- Aim of the exercise: Copy each line that contains the word "JSON".

** Begin Items **

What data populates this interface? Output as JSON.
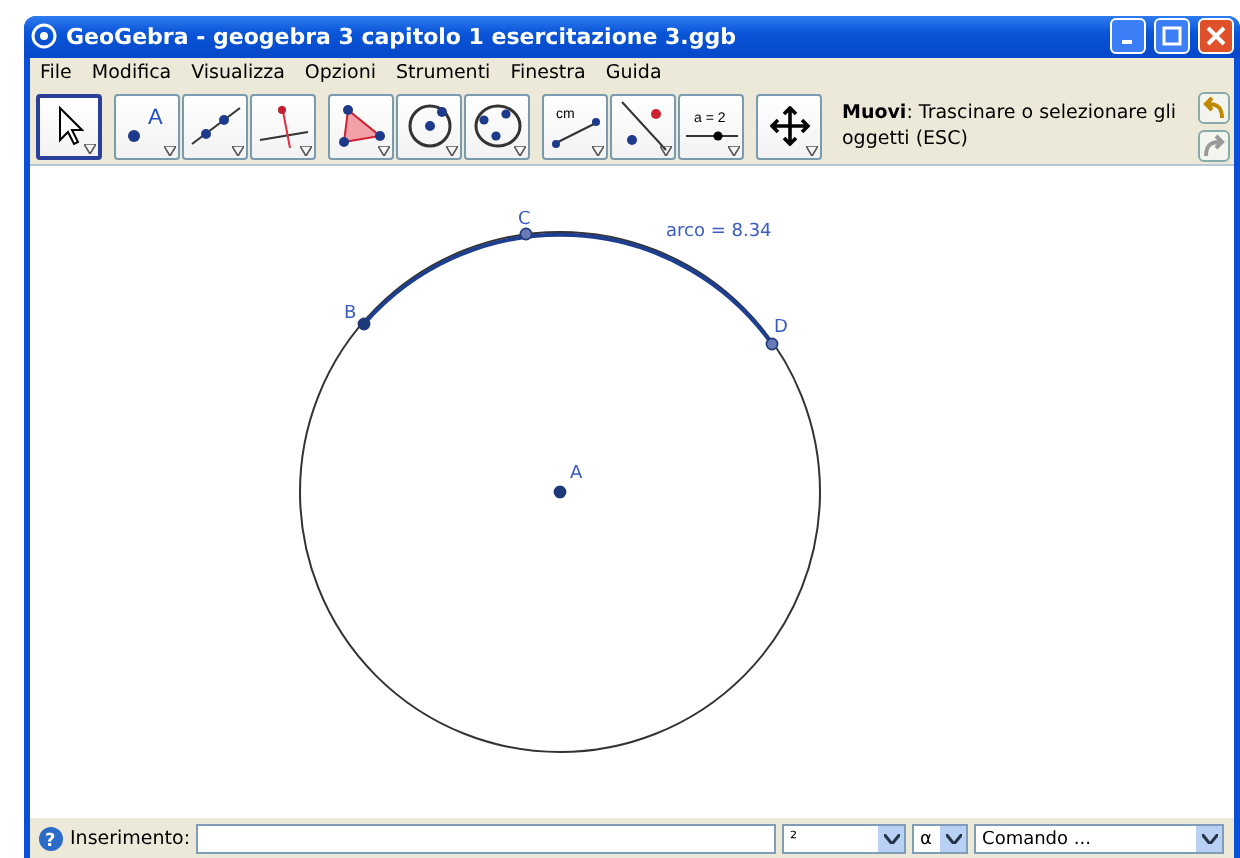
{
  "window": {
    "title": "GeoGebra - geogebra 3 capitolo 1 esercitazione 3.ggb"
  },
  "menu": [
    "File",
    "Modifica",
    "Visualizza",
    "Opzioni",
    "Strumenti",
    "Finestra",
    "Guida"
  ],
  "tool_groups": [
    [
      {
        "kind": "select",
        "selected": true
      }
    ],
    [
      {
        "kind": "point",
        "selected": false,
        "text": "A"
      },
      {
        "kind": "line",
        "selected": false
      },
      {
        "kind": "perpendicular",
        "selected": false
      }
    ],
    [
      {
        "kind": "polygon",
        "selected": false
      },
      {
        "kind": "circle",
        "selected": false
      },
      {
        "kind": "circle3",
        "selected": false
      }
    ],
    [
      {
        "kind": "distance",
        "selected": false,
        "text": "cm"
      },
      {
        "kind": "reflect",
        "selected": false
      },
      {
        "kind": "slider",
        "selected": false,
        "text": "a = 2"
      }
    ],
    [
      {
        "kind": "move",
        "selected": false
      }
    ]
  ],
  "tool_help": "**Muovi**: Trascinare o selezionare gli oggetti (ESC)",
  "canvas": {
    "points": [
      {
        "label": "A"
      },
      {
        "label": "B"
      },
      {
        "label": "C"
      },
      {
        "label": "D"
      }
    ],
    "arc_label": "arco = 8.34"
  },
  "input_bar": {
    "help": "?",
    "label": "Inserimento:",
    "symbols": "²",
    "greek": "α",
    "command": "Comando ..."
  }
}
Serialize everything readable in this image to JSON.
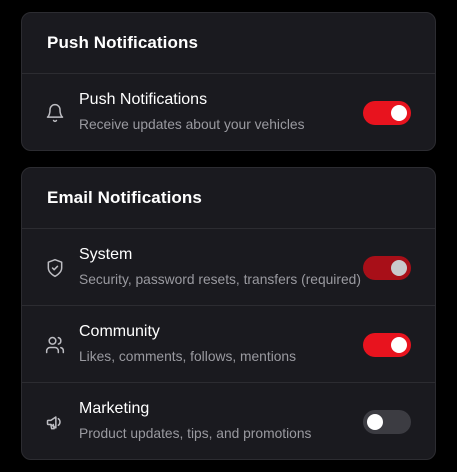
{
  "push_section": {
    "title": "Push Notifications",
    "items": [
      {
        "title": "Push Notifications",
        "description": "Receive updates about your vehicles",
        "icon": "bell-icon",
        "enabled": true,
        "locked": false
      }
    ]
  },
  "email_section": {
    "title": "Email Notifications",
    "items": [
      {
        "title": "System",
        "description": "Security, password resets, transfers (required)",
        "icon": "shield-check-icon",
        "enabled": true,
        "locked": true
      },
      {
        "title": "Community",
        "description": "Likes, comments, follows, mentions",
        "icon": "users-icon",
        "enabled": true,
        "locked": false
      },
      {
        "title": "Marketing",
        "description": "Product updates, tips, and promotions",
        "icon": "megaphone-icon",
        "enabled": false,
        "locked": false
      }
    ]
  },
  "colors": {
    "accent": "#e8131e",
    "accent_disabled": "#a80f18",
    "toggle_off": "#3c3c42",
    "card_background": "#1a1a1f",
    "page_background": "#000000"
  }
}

** End Items **
** Begin Items **

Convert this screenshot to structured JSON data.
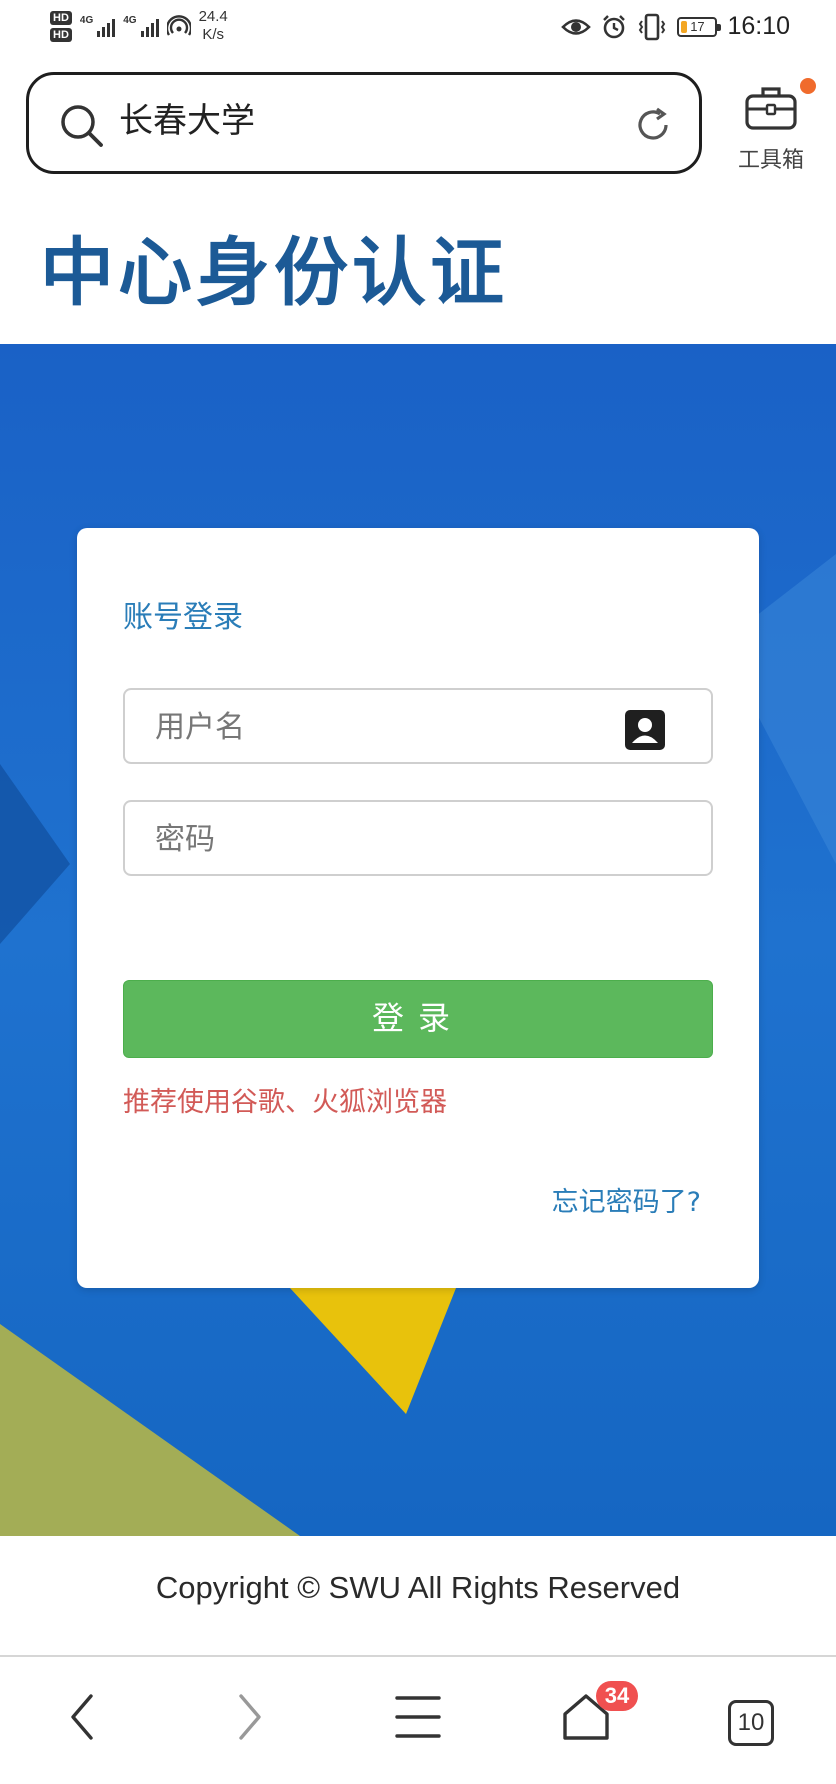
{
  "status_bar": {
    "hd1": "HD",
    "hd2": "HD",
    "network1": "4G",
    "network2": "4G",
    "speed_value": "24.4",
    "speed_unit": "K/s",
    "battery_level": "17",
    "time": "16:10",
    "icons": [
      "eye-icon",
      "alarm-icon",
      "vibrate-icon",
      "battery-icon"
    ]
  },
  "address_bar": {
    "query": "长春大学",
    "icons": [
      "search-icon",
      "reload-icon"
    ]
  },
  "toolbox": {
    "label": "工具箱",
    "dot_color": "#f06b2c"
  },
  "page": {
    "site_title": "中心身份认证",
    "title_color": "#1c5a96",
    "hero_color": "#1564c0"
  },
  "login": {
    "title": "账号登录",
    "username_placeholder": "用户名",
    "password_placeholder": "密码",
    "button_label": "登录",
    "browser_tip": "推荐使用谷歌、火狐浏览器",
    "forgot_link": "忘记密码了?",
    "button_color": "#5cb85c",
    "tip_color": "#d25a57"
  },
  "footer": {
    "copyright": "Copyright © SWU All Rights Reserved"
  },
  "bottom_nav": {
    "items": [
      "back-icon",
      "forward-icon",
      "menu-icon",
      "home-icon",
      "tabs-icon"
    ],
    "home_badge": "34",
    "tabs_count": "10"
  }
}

** End Items **
** Begin Items **

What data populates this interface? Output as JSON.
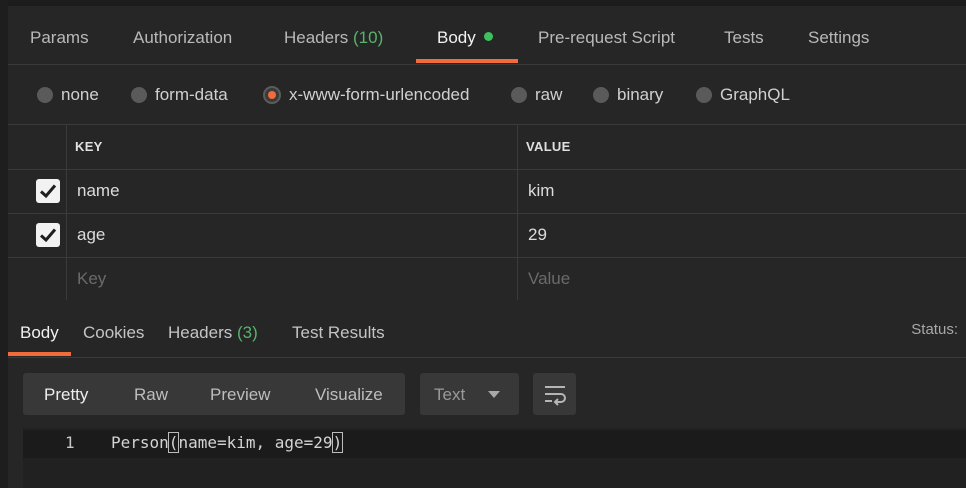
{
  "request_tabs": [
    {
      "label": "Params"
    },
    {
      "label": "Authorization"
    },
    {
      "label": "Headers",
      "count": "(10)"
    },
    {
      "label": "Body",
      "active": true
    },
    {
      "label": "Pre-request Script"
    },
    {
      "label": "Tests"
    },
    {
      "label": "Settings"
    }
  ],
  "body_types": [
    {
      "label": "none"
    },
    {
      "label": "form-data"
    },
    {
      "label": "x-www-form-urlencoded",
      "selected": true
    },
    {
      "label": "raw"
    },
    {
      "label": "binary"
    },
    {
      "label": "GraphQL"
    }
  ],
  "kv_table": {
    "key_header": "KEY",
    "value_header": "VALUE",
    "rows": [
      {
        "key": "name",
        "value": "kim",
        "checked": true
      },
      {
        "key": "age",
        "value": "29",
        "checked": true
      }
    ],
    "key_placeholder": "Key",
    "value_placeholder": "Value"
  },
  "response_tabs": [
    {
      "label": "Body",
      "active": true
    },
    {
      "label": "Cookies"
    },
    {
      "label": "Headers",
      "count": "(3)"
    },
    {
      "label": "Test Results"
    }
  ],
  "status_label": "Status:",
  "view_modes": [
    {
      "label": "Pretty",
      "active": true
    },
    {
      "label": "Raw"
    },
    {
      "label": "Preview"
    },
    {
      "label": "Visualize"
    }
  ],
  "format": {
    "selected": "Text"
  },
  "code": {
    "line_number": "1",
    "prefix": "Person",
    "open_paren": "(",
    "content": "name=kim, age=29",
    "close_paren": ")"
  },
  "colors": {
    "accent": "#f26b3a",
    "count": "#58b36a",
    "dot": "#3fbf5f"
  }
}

** End Items **

- Written response:
What data populates this interface? Output as JSON.
Serialize everything readable in this image to JSON.
Convert this screenshot to structured JSON data.
What data populates this interface? Output as JSON.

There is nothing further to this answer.